[Rows from a dataset]
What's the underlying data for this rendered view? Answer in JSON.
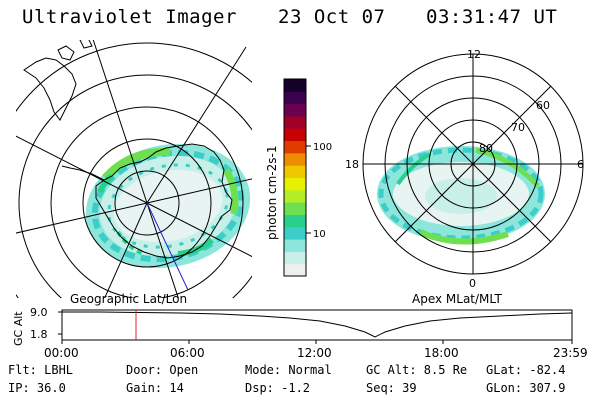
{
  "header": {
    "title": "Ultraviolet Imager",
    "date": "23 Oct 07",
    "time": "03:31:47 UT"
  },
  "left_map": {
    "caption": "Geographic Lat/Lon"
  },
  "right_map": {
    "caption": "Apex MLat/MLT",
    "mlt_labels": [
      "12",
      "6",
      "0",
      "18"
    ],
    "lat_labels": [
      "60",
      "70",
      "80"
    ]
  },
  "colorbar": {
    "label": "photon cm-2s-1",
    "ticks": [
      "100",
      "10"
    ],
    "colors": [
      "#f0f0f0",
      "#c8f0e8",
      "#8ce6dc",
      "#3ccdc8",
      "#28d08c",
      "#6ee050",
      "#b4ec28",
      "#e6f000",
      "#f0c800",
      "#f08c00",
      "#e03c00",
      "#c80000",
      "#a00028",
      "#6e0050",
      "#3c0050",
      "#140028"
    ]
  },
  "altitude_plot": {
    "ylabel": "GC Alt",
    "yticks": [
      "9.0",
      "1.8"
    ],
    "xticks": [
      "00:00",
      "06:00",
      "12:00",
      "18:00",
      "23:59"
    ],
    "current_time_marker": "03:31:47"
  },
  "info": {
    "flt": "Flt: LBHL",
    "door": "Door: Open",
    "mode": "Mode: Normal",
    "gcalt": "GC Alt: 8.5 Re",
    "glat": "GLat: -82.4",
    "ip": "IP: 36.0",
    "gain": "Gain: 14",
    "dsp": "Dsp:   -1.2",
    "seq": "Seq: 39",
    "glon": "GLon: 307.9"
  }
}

◆ **What is required**
Do not include the images; transcribe the rest of the listing exactly.

◆ **Exercise response**
What's the underlying data for this rendered view? Answer in JSON.
{
  "header": {
    "title": "Ultraviolet Imager",
    "date": "23 Oct 07",
    "time": "03:31:47 UT"
  },
  "left_map": {
    "caption": "Geographic Lat/Lon"
  },
  "right_map": {
    "caption": "Apex MLat/MLT",
    "mlt_labels": [
      "12",
      "6",
      "0",
      "18"
    ],
    "lat_labels": [
      "60",
      "70",
      "80"
    ]
  },
  "colorbar": {
    "label": "photon cm-2s-1",
    "ticks": [
      "100",
      "10"
    ],
    "colors": [
      "#f0f0f0",
      "#c8f0e8",
      "#8ce6dc",
      "#3ccdc8",
      "#28d08c",
      "#6ee050",
      "#b4ec28",
      "#e6f000",
      "#f0c800",
      "#f08c00",
      "#e03c00",
      "#c80000",
      "#a00028",
      "#6e0050",
      "#3c0050",
      "#140028"
    ]
  },
  "altitude_plot": {
    "ylabel": "GC Alt",
    "yticks": [
      "9.0",
      "1.8"
    ],
    "xticks": [
      "00:00",
      "06:00",
      "12:00",
      "18:00",
      "23:59"
    ],
    "current_time_marker": "03:31:47"
  },
  "info": {
    "flt": "Flt: LBHL",
    "door": "Door: Open",
    "mode": "Mode: Normal",
    "gcalt": "GC Alt: 8.5 Re",
    "glat": "GLat: -82.4",
    "ip": "IP: 36.0",
    "gain": "Gain: 14",
    "dsp": "Dsp:   -1.2",
    "seq": "Seq: 39",
    "glon": "GLon: 307.9"
  }
}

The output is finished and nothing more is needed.